▸ **Your objective**
From the listing below, select every line where the word "пользуясь" appears.

— start Information supplied —

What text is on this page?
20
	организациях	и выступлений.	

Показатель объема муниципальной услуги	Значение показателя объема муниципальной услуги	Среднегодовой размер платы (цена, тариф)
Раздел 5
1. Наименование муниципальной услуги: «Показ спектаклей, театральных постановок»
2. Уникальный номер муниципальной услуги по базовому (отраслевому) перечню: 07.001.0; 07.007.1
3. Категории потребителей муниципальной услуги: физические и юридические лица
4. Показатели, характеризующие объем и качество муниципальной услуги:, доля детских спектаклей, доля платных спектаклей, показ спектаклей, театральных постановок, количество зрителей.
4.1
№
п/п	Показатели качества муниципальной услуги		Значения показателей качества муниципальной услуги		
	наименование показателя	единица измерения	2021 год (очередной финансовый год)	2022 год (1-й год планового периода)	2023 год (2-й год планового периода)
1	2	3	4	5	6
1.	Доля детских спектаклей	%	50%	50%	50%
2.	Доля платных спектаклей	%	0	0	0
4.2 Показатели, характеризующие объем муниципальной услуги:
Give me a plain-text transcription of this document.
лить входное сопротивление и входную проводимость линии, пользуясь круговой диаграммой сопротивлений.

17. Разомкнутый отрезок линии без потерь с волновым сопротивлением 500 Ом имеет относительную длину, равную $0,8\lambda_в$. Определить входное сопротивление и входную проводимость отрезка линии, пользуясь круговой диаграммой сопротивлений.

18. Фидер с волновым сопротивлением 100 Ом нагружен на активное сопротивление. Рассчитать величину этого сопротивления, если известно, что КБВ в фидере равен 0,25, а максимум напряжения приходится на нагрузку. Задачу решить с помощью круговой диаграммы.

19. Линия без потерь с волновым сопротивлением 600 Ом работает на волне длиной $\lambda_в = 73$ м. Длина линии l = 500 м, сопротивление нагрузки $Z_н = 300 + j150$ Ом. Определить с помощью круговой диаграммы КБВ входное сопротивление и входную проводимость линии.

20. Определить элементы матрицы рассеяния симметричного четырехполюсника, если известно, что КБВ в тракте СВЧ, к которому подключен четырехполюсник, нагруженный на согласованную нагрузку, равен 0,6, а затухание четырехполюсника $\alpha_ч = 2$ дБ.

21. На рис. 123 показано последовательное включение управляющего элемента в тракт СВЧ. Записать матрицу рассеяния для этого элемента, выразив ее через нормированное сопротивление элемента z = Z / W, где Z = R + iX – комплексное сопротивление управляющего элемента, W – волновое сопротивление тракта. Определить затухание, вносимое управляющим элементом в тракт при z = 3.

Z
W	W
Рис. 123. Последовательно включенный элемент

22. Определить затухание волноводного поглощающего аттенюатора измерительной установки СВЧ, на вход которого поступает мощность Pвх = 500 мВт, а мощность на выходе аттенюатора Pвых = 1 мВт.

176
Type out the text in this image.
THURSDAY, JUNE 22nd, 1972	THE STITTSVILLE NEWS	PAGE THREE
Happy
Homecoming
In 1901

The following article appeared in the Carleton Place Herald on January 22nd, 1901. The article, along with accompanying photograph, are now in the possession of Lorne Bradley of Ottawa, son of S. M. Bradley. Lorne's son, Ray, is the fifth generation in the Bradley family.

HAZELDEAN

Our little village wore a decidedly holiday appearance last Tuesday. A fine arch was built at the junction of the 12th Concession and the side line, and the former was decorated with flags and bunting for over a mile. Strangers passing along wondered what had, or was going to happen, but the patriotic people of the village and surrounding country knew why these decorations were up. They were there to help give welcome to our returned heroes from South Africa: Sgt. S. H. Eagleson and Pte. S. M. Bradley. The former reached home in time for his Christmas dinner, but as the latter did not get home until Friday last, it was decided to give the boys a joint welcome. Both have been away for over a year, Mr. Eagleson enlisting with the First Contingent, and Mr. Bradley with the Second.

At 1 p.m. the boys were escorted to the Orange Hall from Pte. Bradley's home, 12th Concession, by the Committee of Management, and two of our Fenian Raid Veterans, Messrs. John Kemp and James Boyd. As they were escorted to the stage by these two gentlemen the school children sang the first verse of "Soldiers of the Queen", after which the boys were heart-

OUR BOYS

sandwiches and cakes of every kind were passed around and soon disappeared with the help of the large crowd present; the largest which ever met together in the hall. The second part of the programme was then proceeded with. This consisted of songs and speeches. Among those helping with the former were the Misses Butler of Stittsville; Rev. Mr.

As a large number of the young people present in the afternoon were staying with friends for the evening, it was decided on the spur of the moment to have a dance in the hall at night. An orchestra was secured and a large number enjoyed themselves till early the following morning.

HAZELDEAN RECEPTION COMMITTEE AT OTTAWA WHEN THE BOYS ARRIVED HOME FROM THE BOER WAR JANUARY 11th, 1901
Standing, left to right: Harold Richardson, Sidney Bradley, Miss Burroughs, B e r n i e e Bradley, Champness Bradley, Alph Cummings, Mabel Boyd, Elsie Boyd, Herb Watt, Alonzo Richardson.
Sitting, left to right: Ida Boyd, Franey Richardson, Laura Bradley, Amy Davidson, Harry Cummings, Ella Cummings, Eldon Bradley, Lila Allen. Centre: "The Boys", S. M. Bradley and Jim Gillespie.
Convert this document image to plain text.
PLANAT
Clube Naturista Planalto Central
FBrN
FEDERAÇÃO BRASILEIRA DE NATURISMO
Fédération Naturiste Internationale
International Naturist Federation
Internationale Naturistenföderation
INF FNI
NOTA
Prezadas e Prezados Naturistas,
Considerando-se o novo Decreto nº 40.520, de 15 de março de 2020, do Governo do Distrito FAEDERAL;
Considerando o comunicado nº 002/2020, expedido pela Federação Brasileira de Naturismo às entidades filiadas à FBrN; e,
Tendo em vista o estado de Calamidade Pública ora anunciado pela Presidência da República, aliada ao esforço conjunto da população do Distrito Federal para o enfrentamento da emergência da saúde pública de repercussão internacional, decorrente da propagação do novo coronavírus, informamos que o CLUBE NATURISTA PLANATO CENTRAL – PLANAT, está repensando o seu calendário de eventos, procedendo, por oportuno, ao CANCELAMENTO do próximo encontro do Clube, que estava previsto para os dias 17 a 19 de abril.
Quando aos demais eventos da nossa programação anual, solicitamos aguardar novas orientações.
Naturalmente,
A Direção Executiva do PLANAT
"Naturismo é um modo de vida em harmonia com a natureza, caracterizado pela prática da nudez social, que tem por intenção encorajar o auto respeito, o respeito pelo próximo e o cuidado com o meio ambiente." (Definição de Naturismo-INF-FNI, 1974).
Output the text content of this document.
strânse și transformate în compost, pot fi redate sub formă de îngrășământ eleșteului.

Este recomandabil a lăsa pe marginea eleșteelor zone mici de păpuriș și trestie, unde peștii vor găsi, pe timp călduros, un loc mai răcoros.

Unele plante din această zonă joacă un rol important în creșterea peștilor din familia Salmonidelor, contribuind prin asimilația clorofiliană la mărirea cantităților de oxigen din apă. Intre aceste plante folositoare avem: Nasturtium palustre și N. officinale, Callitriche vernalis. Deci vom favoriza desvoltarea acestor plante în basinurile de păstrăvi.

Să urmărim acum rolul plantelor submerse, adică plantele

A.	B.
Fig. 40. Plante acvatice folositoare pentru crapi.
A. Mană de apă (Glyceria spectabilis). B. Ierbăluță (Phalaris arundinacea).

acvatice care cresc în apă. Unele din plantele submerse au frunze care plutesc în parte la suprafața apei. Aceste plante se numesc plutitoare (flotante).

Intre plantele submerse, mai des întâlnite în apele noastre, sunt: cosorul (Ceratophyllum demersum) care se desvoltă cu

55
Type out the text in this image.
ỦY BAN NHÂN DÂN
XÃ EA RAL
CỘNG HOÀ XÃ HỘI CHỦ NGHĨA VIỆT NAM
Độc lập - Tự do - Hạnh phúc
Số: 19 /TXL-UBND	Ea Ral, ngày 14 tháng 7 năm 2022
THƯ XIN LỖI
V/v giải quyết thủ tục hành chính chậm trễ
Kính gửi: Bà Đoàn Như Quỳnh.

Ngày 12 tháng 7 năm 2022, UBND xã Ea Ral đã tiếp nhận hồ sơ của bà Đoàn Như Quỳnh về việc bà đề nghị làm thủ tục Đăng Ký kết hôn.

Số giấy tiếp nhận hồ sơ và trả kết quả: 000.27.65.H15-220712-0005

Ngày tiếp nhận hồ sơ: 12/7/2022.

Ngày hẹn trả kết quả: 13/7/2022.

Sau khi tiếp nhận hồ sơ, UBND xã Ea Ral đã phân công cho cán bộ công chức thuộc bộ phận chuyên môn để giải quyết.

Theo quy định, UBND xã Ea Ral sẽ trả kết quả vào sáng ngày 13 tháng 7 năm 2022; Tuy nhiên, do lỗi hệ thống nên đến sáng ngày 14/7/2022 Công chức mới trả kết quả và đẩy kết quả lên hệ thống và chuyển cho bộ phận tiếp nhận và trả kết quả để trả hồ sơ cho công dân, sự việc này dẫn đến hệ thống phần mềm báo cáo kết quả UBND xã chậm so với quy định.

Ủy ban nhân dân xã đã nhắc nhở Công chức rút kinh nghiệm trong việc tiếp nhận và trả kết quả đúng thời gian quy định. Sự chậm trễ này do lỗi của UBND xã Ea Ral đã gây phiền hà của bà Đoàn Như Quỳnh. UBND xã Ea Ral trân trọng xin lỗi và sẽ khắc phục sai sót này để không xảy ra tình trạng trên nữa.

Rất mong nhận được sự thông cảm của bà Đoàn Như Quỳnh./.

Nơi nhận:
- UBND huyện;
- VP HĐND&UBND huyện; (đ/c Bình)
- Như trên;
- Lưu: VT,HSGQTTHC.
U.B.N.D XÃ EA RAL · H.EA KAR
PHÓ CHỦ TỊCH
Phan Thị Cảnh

— end Information supplied —

▸ **Solution below**
лить входное сопротивление и входную проводимость линии, пользуясь круговой диаграммой сопротивлений.
17. Разомкнутый отрезок линии без потерь с волновым сопротивлением 500 Ом имеет относительную длину, равную $0,8\lambda_в$. Определить входное сопротивление и входную проводимость отрезка линии, пользуясь круговой диаграммой сопротивлений.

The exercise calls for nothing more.